> [選択テキスト]:
-- -- --

1c53c808-s
わたしのオカンの住まいの近くに、
荒れまくった廃屋があります。
長年「売家」と貼ってあるけど、
ガラスは割れ、蔦は絡まり、
とてもじゃないが売れる可能性がゼロに等しいものです。
そこの前に、勘の鋭いオカンは、
人影を見るようになりました。
単なる不成仏霊だろう、
と華麗にスルーしていたわけですが、
ある日を境に、
その姿がだんだん濃くなっていったといいます。
(?おじいちゃんが、シルクハットにコート?紳士だなあ…)
なんて思う格好だったとか。
しかしオカンはなんだか身体の調子が悪くなり、
あちこちに痛みを覚えるようになりました。
そして、その夜、ふと通りがかると、
おじいさんはオカンのほうへ振り向きました。
その顔は、骸骨…。
(死神じゃねーかこいつ!)
オカンは慌てて帰り、
しばらくガクブルしたそうです。
それからオカン、病院へ通い、病気治療を行い、
まだもそこに居座る死神にこう言ったそうです。
「馬鹿野郎!のぼせんな!
あんだけ掛け金払っといて、
年金受け取り一円もなしのまま死なせるってどういう話じゃボケ!
頃すぞ!」
と悪態をついたら、
もう死神が現れることがなくなったそうです。

-- -- --

> [抽出データ]:
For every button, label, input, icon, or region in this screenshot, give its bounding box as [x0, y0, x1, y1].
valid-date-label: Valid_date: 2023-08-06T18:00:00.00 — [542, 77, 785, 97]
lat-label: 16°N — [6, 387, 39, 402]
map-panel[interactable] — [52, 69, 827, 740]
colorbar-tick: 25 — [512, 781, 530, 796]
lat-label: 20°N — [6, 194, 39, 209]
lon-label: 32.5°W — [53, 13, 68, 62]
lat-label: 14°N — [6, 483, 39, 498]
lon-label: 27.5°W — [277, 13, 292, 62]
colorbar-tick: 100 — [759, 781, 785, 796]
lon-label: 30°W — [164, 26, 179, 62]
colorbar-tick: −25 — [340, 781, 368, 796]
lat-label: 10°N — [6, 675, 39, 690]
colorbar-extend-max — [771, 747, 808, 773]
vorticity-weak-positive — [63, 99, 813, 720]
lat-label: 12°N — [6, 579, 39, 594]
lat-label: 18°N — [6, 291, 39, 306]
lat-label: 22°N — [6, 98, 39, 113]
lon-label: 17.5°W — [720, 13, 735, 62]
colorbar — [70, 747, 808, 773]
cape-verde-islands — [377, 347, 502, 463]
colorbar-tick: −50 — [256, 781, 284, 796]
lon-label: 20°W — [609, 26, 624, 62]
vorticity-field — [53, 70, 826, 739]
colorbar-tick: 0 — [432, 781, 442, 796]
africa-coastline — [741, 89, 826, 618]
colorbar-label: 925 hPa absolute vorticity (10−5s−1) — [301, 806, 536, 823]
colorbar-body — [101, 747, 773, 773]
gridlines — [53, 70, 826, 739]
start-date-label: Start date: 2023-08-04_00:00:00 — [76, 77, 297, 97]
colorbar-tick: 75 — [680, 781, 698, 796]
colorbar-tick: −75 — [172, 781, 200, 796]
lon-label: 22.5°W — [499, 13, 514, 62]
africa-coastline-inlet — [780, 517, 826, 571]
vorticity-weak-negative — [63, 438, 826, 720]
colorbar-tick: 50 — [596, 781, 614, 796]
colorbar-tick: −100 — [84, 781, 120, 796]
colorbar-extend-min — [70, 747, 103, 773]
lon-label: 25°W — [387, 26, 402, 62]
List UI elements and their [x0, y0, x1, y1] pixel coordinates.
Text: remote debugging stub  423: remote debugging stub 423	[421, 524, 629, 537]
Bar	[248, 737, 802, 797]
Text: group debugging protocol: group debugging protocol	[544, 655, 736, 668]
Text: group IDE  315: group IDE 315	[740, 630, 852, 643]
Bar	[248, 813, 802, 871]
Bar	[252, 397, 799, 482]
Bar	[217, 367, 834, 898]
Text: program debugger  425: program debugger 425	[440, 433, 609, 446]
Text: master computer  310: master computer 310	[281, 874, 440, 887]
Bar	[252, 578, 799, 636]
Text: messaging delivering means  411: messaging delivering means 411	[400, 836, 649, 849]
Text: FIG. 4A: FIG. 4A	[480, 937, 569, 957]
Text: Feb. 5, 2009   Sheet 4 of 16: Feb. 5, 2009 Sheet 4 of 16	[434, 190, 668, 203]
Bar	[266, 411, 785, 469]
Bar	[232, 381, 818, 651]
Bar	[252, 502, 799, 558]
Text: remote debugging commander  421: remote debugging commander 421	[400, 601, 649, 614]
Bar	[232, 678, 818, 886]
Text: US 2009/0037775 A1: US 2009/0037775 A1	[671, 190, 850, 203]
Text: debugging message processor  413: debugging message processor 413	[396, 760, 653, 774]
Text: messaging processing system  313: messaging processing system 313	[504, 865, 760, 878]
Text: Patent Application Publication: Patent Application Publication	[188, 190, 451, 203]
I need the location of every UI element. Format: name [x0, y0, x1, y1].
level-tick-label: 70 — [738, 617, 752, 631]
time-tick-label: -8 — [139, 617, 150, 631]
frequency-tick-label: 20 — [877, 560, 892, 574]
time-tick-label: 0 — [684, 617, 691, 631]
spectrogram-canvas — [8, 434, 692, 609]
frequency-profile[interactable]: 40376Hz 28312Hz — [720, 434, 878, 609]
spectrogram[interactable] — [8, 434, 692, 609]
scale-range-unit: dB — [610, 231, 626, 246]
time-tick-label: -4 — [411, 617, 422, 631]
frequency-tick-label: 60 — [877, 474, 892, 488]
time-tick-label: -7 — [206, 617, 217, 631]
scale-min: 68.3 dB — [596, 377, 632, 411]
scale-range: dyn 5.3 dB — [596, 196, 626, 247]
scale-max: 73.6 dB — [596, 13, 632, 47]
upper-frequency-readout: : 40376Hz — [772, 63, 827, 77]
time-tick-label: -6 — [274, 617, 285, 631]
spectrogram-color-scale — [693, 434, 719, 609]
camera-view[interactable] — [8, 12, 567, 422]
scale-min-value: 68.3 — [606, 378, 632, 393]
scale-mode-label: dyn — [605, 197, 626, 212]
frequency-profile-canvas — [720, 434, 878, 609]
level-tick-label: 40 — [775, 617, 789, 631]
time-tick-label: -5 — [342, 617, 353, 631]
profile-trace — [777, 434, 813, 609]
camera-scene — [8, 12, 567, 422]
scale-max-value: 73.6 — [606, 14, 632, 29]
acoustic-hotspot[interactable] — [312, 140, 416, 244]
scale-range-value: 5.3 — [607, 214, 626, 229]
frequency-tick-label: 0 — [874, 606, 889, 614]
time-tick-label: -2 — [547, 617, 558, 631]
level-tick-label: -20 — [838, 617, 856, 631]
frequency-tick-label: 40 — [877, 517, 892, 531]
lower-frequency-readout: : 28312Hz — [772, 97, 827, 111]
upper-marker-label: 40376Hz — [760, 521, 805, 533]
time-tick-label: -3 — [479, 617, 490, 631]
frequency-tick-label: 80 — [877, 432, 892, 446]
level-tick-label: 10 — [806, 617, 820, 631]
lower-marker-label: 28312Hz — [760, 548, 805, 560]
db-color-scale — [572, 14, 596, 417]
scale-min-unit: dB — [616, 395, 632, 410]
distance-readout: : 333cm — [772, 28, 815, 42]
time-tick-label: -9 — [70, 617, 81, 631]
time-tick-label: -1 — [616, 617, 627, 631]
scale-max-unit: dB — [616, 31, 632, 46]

-- -- --

> [課題の目的]:
廃屋の前に現れた死神の話から、「長年「売家」と貼ってあるけど、」で始まり「あちこちに痛みを覚えるようになりました。」で終わる部分を、両端の語句も含めて一字一句そのまま書き写すこと。

> [解答]:
長年「売家」と貼ってあるけど、
ガラスは割れ、蔦は絡まり、
とてもじゃないが売れる可能性がゼロに等しいものです。
そこの前に、勘の鋭いオカンは、
人影を見るようになりました。
単なる不成仏霊だろう、
と華麗にスルーしていたわけですが、
ある日を境に、
その姿がだんだん濃くなっていったといいます。
(?おじいちゃんが、シルクハットにコート?紳士だなあ…)
なんて思う格好だったとか。
しかしオカンはなんだか身体の調子が悪くなり、
あちこちに痛みを覚えるようになりました。